_WHAT THE TASK REQUIRES_:
Scan the data below and give the number of lines that include the word "name", with no other words.

======

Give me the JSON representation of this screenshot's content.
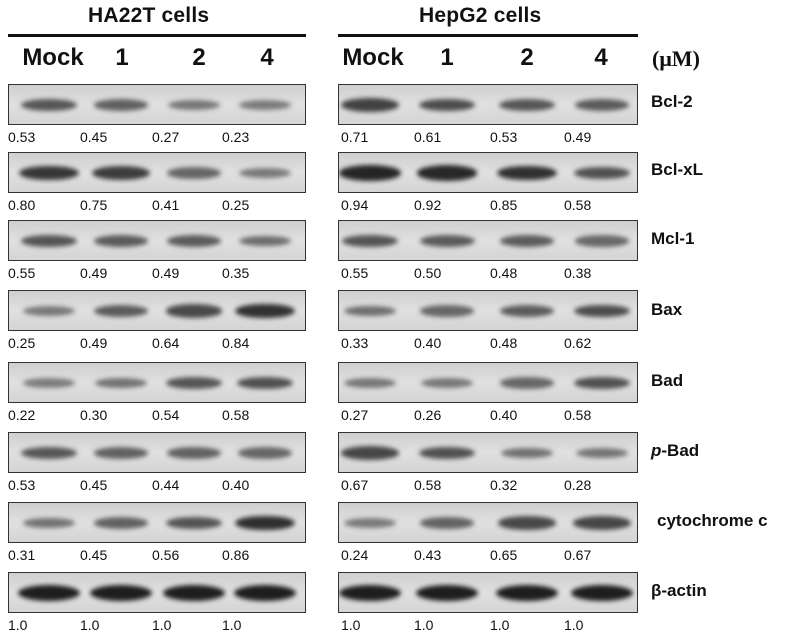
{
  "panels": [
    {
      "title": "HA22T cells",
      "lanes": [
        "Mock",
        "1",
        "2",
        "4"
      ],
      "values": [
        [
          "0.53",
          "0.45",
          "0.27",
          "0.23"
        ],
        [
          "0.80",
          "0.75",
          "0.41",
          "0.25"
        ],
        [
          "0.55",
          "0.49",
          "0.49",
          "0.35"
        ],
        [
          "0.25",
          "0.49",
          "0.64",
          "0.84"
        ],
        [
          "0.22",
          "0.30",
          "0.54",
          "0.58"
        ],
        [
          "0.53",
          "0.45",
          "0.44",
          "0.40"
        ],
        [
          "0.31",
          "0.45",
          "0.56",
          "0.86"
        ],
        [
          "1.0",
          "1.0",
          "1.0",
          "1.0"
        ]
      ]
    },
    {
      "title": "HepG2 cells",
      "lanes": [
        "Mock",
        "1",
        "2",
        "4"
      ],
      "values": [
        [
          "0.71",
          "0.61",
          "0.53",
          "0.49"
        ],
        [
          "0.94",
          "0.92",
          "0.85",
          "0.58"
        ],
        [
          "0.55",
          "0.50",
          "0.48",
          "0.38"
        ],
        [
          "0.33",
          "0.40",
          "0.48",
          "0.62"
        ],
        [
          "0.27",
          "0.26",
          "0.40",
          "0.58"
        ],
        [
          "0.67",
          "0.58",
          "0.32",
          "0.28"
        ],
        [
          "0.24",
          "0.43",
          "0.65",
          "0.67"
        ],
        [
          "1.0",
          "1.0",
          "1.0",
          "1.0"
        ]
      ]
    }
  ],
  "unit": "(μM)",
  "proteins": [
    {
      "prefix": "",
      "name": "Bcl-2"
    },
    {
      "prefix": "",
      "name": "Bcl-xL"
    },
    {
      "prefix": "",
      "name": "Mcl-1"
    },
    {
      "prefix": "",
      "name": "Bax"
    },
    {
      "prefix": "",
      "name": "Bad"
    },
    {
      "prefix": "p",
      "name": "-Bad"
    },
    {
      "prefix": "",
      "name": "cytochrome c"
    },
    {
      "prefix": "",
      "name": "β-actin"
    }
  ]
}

======

_WORKED SOLUTION_:
8